Count lines with the string "Billion" in them. State the number alone.
─── SUPPLIED RECORDS
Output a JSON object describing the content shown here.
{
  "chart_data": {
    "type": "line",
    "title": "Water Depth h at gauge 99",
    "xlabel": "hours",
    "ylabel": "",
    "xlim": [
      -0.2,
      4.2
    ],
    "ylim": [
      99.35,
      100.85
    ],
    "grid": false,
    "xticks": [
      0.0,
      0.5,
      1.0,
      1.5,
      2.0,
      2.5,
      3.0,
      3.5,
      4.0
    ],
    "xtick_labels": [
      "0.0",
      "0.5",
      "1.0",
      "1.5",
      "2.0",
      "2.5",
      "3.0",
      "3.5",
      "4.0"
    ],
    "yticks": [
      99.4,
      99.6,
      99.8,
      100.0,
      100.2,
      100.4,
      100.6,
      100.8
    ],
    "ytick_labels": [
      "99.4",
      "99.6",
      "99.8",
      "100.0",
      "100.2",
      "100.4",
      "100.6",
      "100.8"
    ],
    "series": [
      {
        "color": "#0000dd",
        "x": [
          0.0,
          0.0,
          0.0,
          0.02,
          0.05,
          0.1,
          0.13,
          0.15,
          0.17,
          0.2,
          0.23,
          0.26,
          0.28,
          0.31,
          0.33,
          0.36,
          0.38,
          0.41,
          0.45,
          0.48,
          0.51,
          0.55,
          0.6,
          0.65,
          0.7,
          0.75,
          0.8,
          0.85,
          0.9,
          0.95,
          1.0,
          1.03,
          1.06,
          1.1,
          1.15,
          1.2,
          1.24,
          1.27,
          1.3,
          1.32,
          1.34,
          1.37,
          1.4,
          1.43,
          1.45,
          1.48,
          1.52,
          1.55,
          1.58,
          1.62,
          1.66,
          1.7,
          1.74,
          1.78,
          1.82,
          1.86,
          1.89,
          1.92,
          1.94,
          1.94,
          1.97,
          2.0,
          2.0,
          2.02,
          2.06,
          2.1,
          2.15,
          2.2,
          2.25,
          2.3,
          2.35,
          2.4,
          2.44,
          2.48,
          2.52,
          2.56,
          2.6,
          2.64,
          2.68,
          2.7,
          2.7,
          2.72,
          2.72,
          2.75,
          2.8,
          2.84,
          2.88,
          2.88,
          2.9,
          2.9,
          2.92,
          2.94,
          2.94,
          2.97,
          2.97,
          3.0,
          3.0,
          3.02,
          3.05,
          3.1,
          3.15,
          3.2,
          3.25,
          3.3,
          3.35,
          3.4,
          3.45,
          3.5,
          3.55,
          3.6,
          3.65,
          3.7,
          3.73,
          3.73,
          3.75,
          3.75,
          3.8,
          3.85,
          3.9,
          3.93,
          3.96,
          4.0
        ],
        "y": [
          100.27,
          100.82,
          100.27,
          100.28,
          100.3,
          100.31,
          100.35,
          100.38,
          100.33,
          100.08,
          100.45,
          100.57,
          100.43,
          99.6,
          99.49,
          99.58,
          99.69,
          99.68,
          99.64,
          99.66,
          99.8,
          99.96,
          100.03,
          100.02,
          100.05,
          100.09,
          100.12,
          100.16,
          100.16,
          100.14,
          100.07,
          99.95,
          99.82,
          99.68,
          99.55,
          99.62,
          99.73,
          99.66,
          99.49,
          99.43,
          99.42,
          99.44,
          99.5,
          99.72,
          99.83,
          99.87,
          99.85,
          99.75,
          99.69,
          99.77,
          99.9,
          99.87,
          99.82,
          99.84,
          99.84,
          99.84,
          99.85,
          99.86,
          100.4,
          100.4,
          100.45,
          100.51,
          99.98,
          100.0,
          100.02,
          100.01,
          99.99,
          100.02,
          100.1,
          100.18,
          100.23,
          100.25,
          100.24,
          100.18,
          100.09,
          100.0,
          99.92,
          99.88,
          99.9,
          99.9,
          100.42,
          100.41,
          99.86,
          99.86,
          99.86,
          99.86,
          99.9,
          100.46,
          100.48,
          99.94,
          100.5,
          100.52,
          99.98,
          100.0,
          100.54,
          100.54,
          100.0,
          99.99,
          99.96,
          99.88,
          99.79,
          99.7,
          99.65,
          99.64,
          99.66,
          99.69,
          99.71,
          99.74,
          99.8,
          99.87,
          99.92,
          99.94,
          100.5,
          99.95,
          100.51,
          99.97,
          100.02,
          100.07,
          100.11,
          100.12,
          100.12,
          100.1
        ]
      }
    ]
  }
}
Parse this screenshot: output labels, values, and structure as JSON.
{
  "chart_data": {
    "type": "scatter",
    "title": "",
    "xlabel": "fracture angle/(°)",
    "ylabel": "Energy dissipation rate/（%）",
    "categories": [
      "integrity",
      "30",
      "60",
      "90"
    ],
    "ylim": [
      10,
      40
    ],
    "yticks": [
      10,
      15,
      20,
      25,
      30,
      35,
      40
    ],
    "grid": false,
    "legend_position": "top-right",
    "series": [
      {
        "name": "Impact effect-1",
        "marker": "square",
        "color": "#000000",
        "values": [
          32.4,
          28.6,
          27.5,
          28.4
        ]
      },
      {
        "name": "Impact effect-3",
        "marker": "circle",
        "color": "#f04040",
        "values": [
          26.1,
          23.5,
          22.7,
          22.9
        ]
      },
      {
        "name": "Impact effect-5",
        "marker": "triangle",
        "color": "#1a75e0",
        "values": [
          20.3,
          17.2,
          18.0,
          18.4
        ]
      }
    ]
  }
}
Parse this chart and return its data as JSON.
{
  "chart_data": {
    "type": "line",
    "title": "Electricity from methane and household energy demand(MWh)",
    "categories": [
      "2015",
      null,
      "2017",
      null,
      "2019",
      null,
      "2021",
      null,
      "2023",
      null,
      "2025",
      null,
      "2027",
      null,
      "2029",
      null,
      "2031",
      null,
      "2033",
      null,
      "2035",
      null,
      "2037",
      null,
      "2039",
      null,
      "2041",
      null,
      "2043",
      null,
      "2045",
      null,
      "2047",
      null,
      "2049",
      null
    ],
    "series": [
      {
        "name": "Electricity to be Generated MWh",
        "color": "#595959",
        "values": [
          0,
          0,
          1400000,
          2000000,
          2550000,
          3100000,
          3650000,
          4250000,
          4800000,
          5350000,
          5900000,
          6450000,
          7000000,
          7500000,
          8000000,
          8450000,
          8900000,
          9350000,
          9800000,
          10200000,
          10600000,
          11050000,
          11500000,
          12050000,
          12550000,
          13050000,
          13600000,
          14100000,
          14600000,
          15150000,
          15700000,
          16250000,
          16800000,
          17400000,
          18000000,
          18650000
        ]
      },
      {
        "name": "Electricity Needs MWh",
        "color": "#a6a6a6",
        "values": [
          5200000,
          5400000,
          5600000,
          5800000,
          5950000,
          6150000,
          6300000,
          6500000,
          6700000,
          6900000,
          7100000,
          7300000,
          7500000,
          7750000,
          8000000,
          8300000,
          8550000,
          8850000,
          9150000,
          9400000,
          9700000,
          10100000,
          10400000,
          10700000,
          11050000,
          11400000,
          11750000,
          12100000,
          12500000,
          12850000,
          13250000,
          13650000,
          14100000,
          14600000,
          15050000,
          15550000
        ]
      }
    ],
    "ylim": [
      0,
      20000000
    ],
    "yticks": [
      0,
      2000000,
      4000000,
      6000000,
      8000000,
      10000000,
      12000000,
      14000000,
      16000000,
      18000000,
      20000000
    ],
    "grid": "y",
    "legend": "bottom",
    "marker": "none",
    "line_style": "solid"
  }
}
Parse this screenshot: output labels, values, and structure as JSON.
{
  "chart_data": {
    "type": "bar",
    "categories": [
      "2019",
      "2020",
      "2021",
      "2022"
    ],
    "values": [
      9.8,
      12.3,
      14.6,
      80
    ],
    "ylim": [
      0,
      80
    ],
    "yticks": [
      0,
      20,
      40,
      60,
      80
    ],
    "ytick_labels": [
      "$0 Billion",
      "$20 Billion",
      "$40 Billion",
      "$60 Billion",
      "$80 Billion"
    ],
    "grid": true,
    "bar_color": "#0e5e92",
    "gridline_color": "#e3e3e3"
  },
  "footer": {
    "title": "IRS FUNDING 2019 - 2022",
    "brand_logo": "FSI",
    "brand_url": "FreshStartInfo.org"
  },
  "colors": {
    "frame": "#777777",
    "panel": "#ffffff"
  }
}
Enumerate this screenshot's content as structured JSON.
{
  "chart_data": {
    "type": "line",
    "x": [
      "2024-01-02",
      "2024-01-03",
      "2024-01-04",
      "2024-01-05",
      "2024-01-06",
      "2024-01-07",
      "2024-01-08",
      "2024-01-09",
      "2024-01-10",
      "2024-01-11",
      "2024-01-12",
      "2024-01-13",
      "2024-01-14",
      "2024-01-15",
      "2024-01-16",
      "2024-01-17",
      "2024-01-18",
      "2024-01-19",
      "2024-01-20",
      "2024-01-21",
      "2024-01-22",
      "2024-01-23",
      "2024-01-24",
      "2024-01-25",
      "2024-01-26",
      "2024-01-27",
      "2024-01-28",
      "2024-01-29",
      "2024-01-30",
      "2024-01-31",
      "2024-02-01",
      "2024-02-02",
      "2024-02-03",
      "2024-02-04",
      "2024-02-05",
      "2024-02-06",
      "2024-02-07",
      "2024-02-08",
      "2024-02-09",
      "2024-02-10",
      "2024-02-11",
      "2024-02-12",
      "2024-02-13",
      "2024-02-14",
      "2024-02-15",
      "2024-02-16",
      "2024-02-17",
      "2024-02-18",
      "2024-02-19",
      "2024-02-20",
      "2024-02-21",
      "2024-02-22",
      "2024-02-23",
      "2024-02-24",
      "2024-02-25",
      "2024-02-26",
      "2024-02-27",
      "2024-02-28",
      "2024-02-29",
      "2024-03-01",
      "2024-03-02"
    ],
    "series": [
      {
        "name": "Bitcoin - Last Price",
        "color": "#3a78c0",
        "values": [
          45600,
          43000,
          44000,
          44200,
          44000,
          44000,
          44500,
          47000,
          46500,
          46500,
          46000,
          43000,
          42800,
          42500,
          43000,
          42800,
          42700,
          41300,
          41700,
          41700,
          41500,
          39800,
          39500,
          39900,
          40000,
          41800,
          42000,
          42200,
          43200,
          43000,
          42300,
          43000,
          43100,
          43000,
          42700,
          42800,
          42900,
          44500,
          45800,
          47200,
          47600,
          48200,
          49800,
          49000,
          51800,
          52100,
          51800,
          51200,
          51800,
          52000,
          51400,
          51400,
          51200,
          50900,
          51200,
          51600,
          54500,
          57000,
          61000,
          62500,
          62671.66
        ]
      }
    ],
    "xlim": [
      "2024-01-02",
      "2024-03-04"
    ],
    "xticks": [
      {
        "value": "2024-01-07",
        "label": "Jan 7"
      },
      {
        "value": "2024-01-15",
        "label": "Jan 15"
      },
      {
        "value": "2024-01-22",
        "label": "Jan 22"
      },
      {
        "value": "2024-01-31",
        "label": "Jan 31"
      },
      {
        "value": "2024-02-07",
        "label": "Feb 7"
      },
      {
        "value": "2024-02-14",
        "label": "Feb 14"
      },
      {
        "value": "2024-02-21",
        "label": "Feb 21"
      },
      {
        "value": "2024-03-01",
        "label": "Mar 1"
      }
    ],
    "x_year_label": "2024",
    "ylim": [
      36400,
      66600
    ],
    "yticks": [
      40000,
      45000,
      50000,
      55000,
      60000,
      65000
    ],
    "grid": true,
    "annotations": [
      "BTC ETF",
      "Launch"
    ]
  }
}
──────
→ WRITTEN SOLUTION
5